>> start
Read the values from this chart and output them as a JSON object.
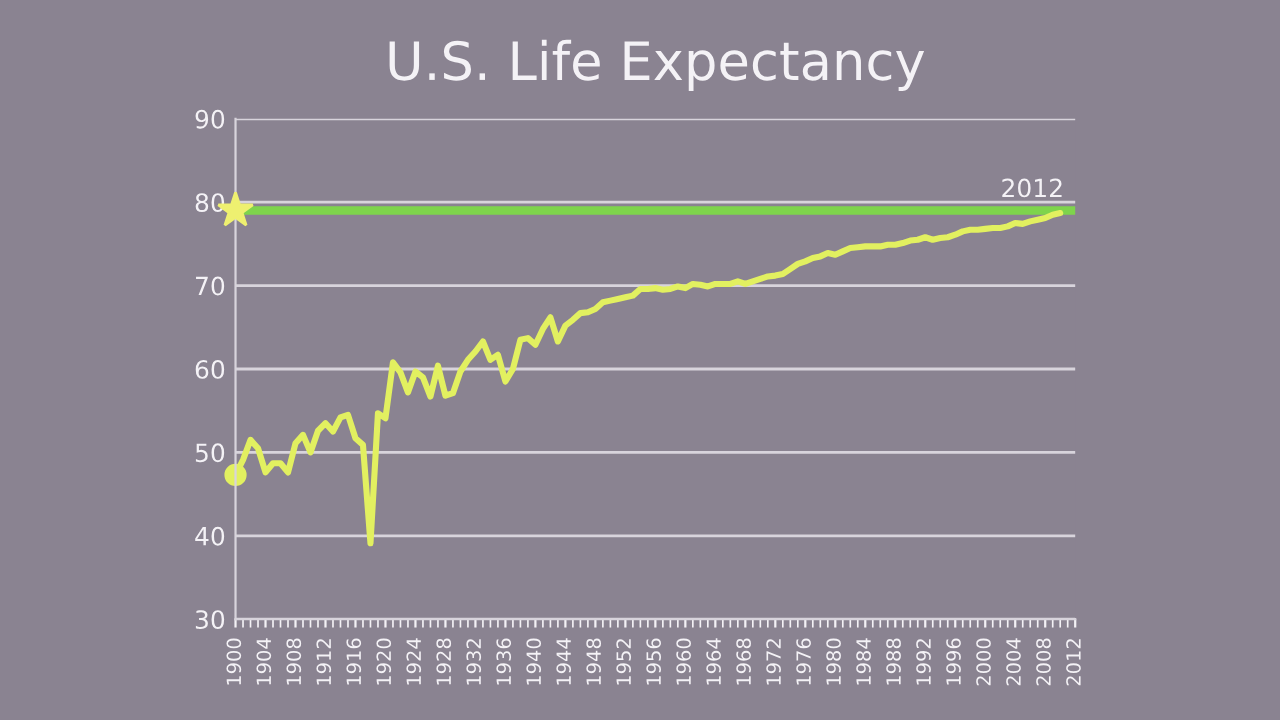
{
  "chart_data": {
    "type": "line",
    "title": "U.S. Life Expectancy",
    "x": [
      1900,
      1901,
      1902,
      1903,
      1904,
      1905,
      1906,
      1907,
      1908,
      1909,
      1910,
      1911,
      1912,
      1913,
      1914,
      1915,
      1916,
      1917,
      1918,
      1919,
      1920,
      1921,
      1922,
      1923,
      1924,
      1925,
      1926,
      1927,
      1928,
      1929,
      1930,
      1931,
      1932,
      1933,
      1934,
      1935,
      1936,
      1937,
      1938,
      1939,
      1940,
      1941,
      1942,
      1943,
      1944,
      1945,
      1946,
      1947,
      1948,
      1949,
      1950,
      1951,
      1952,
      1953,
      1954,
      1955,
      1956,
      1957,
      1958,
      1959,
      1960,
      1961,
      1962,
      1963,
      1964,
      1965,
      1966,
      1967,
      1968,
      1969,
      1970,
      1971,
      1972,
      1973,
      1974,
      1975,
      1976,
      1977,
      1978,
      1979,
      1980,
      1981,
      1982,
      1983,
      1984,
      1985,
      1986,
      1987,
      1988,
      1989,
      1990,
      1991,
      1992,
      1993,
      1994,
      1995,
      1996,
      1997,
      1998,
      1999,
      2000,
      2001,
      2002,
      2003,
      2004,
      2005,
      2006,
      2007,
      2008,
      2009,
      2010
    ],
    "series": [
      {
        "color": "#e2f060",
        "values": [
          47.3,
          49.1,
          51.5,
          50.5,
          47.6,
          48.7,
          48.7,
          47.6,
          51.1,
          52.1,
          50.0,
          52.6,
          53.5,
          52.5,
          54.2,
          54.5,
          51.7,
          50.9,
          39.1,
          54.7,
          54.1,
          60.8,
          59.6,
          57.2,
          59.7,
          59.0,
          56.7,
          60.4,
          56.8,
          57.1,
          59.7,
          61.1,
          62.1,
          63.3,
          61.1,
          61.7,
          58.5,
          60.0,
          63.5,
          63.7,
          62.9,
          64.8,
          66.2,
          63.3,
          65.2,
          65.9,
          66.7,
          66.8,
          67.2,
          68.0,
          68.2,
          68.4,
          68.6,
          68.8,
          69.6,
          69.6,
          69.7,
          69.5,
          69.6,
          69.9,
          69.7,
          70.2,
          70.1,
          69.9,
          70.2,
          70.2,
          70.2,
          70.5,
          70.2,
          70.5,
          70.8,
          71.1,
          71.2,
          71.4,
          72.0,
          72.6,
          72.9,
          73.3,
          73.5,
          73.9,
          73.7,
          74.1,
          74.5,
          74.6,
          74.7,
          74.7,
          74.7,
          74.9,
          74.9,
          75.1,
          75.4,
          75.5,
          75.8,
          75.5,
          75.7,
          75.8,
          76.1,
          76.5,
          76.7,
          76.7,
          76.8,
          76.9,
          76.9,
          77.1,
          77.5,
          77.4,
          77.7,
          77.9,
          78.1,
          78.5,
          78.7
        ]
      }
    ],
    "ref_lines": [
      {
        "axis": "y",
        "value": 79,
        "color": "#7ed44c"
      }
    ],
    "annotations": [
      {
        "text": "2012",
        "x": 2012,
        "y": 79
      }
    ],
    "xlim": [
      1900,
      2012
    ],
    "xticks": [
      1900,
      1904,
      1908,
      1912,
      1916,
      1920,
      1924,
      1928,
      1932,
      1936,
      1940,
      1944,
      1948,
      1952,
      1956,
      1960,
      1964,
      1968,
      1972,
      1976,
      1980,
      1984,
      1988,
      1992,
      1996,
      2000,
      2004,
      2008,
      2012
    ],
    "ylim": [
      30,
      90
    ],
    "yticks": [
      30,
      40,
      50,
      60,
      70,
      80,
      90
    ],
    "grid": "y",
    "marker": "none",
    "line_style": "solid"
  }
}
>> end
_WHAT THE EXERCISE ASKS_
Take each line containing the string "values" and copy it out.

_WRITTEN ANSWER_
Read the values from this chart and output them as a JSON object.
        "values": [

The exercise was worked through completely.